GIVEN TASK:
Output each entry below as it stands, leaving out every picture.

---

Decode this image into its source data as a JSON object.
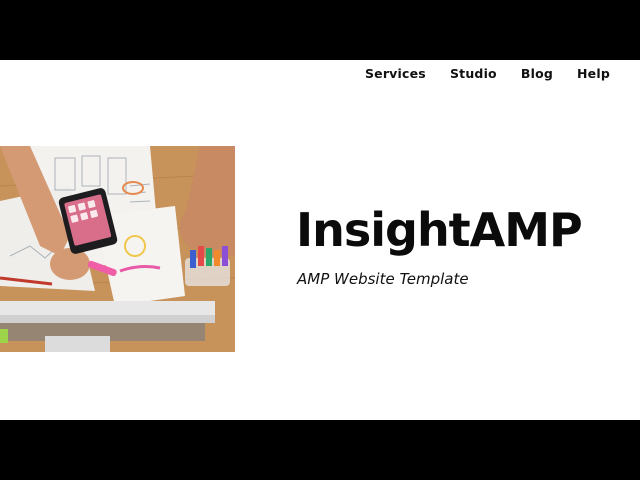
{
  "nav": {
    "items": [
      {
        "label": "Services"
      },
      {
        "label": "Studio"
      },
      {
        "label": "Blog"
      },
      {
        "label": "Help"
      }
    ]
  },
  "hero": {
    "title": "InsightAMP",
    "subtitle": "AMP Website Template",
    "image_alt": "desk-workspace-photo"
  },
  "colors": {
    "letterbox": "#000000",
    "page_background": "#ffffff",
    "text": "#111111"
  }
}
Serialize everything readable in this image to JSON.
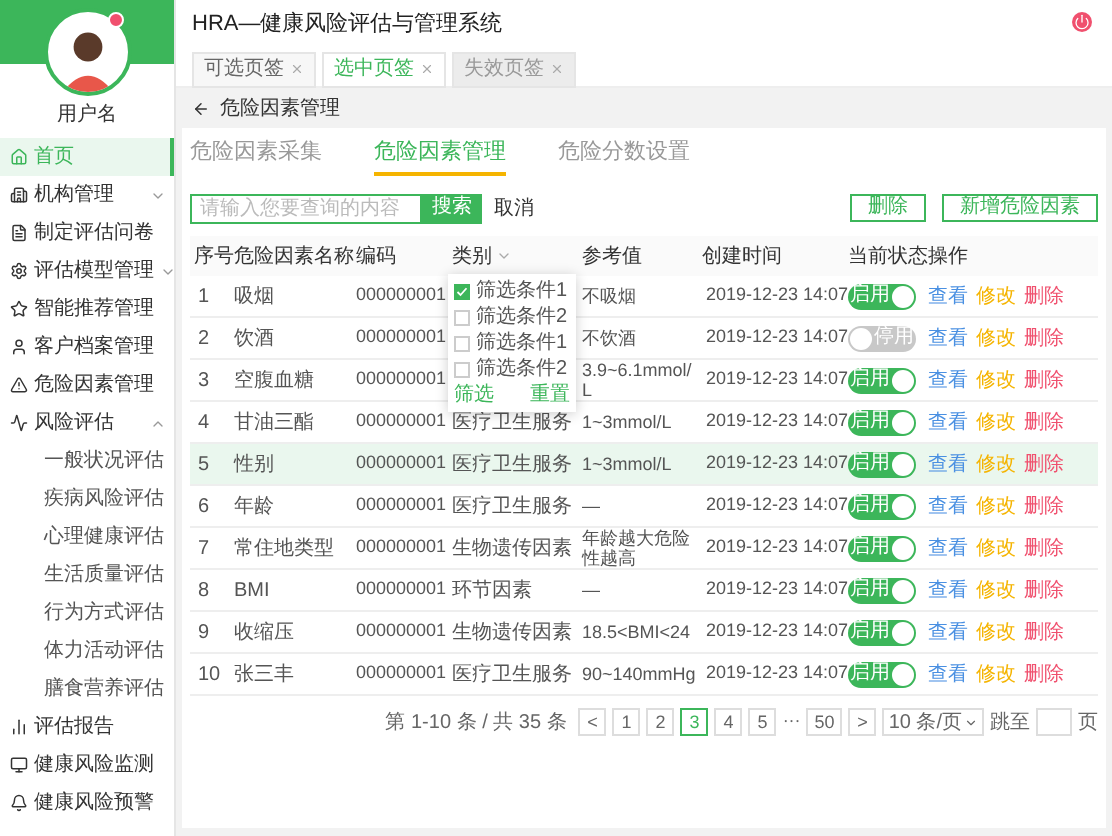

---

CORRECT OUTPUT:
Decode this image into its source data as a JSON object.
{
  "nav": {
    "items": [
      {
        "label": "Services"
      },
      {
        "label": "Studio"
      },
      {
        "label": "Blog"
      },
      {
        "label": "Help"
      }
    ]
  },
  "hero": {
    "title": "InsightAMP",
    "subtitle": "AMP Website Template",
    "image_alt": "desk-workspace-photo"
  },
  "colors": {
    "letterbox": "#000000",
    "page_background": "#ffffff",
    "text": "#111111"
  }
}
Serialize everything readable in this image to JSON.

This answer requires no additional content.